Task data:
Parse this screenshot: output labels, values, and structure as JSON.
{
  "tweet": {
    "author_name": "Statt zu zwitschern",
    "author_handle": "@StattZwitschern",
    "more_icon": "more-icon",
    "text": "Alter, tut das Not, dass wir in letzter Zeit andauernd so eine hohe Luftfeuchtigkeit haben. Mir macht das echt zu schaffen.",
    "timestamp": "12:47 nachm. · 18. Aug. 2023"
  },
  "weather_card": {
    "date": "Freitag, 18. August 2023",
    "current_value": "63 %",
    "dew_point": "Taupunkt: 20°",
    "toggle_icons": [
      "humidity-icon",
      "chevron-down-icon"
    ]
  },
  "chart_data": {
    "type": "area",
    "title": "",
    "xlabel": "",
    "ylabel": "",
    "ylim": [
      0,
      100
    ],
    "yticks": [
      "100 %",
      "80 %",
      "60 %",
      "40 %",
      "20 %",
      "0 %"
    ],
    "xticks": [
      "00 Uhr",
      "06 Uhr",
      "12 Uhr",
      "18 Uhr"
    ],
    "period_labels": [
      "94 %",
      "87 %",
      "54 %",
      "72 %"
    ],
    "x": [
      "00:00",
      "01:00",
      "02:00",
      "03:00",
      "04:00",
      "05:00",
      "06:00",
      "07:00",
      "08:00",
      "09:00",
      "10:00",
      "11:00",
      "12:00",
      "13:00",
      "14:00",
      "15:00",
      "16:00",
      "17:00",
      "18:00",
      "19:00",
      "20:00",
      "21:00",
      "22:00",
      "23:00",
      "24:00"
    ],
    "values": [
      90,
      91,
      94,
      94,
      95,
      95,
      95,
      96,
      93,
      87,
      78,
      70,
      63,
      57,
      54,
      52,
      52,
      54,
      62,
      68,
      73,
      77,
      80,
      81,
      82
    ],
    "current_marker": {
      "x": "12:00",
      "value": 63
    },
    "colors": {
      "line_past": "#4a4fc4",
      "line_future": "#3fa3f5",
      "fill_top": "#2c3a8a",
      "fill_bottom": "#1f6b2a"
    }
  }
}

Work to be completed: Write out every line of the material again, exactly as it reads.

Answer to this task:
Parse this screenshot: output labels, values, and structure as JSON.
{
  "tweet": {
    "author_name": "Statt zu zwitschern",
    "author_handle": "@StattZwitschern",
    "more_icon": "more-icon",
    "text": "Alter, tut das Not, dass wir in letzter Zeit andauernd so eine hohe Luftfeuchtigkeit haben. Mir macht das echt zu schaffen.",
    "timestamp": "12:47 nachm. · 18. Aug. 2023"
  },
  "weather_card": {
    "date": "Freitag, 18. August 2023",
    "current_value": "63 %",
    "dew_point": "Taupunkt: 20°",
    "toggle_icons": [
      "humidity-icon",
      "chevron-down-icon"
    ]
  },
  "chart_data": {
    "type": "area",
    "title": "",
    "xlabel": "",
    "ylabel": "",
    "ylim": [
      0,
      100
    ],
    "yticks": [
      "100 %",
      "80 %",
      "60 %",
      "40 %",
      "20 %",
      "0 %"
    ],
    "xticks": [
      "00 Uhr",
      "06 Uhr",
      "12 Uhr",
      "18 Uhr"
    ],
    "period_labels": [
      "94 %",
      "87 %",
      "54 %",
      "72 %"
    ],
    "x": [
      "00:00",
      "01:00",
      "02:00",
      "03:00",
      "04:00",
      "05:00",
      "06:00",
      "07:00",
      "08:00",
      "09:00",
      "10:00",
      "11:00",
      "12:00",
      "13:00",
      "14:00",
      "15:00",
      "16:00",
      "17:00",
      "18:00",
      "19:00",
      "20:00",
      "21:00",
      "22:00",
      "23:00",
      "24:00"
    ],
    "values": [
      90,
      91,
      94,
      94,
      95,
      95,
      95,
      96,
      93,
      87,
      78,
      70,
      63,
      57,
      54,
      52,
      52,
      54,
      62,
      68,
      73,
      77,
      80,
      81,
      82
    ],
    "current_marker": {
      "x": "12:00",
      "value": 63
    },
    "colors": {
      "line_past": "#4a4fc4",
      "line_future": "#3fa3f5",
      "fill_top": "#2c3a8a",
      "fill_bottom": "#1f6b2a"
    }
  }
}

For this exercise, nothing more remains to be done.